■ **DIRECTIVE**: From the entries provided below, copy each line that contains the word "Education".

= = = = =

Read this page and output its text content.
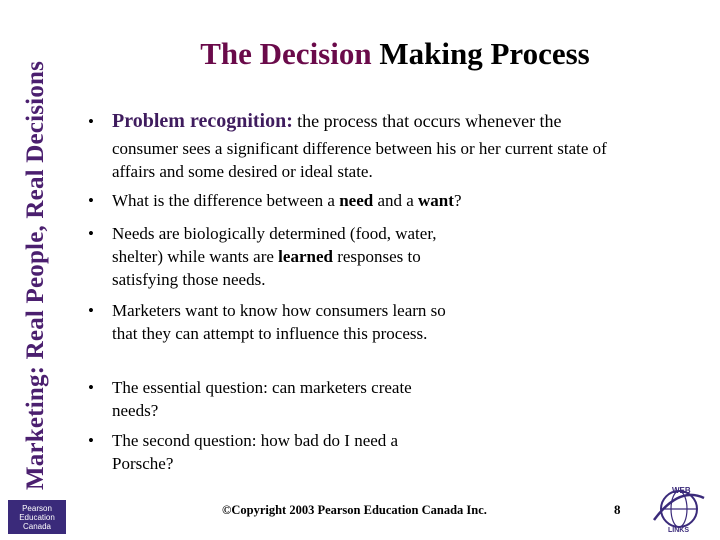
Marketing: Real People, Real Decisions
The Decision Making Process
• Problem recognition: the process that occurs whenever the
consumer sees a significant difference between his or her current state of affairs and some desired or ideal state.
•	What is the difference between a need and a want?
•	Needs are biologically determined (food, water, shelter) while wants are learned responses to satisfying those needs.
•	Marketers want to know how consumers learn so that they can attempt to influence this process.
•	The essential question: can marketers create needs?
•	The second question: how bad do I need a Porsche?
Pearson
Education
Canada
©Copyright 2003 Pearson Education Canada Inc.	8
WEB
LINKS
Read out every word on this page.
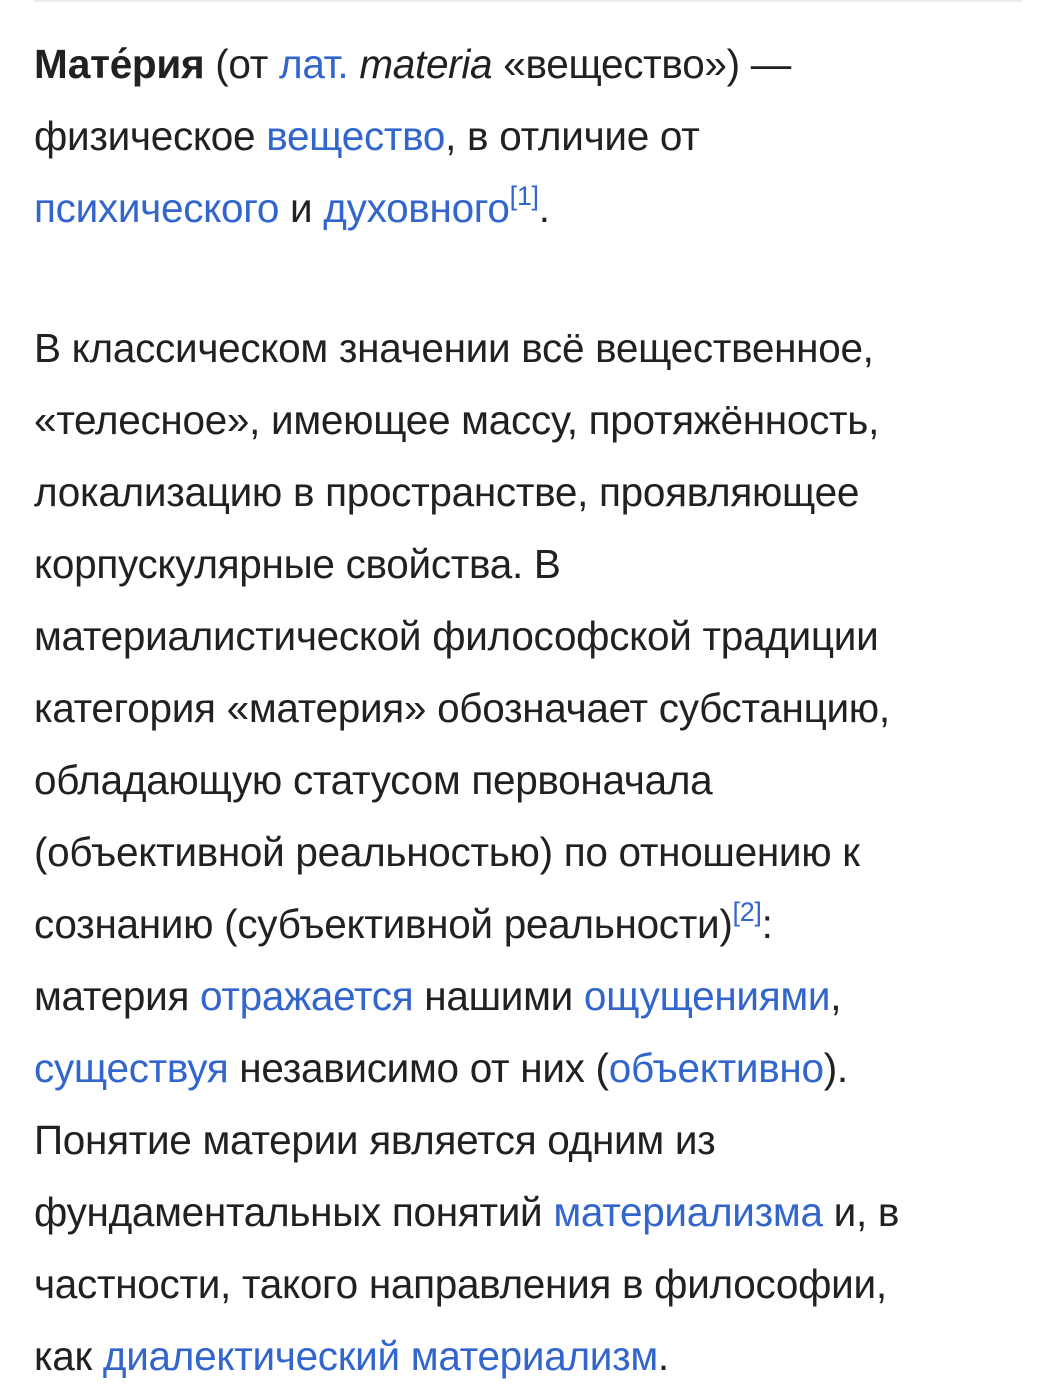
Мате́рия (от лат. materia «вещество») —
физическое вещество, в отличие от
психического и духовного[1].

В классическом значении всё вещественное,
«телесное», имеющее массу, протяжённость,
локализацию в пространстве, проявляющее
корпускулярные свойства. В
материалистической философской традиции
категория «материя» обозначает субстанцию,
обладающую статусом первоначала
(объективной реальностью) по отношению к
сознанию (субъективной реальности)[2]:
материя отражается нашими ощущениями,
существуя независимо от них (объективно).
Понятие материи является одним из
фундаментальных понятий материализма и, в
частности, такого направления в философии,
как диалектический материализм.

= = = = =

■ **SOLUTION**:
Education
©Copyright 2003 Pearson Education Canada Inc.	8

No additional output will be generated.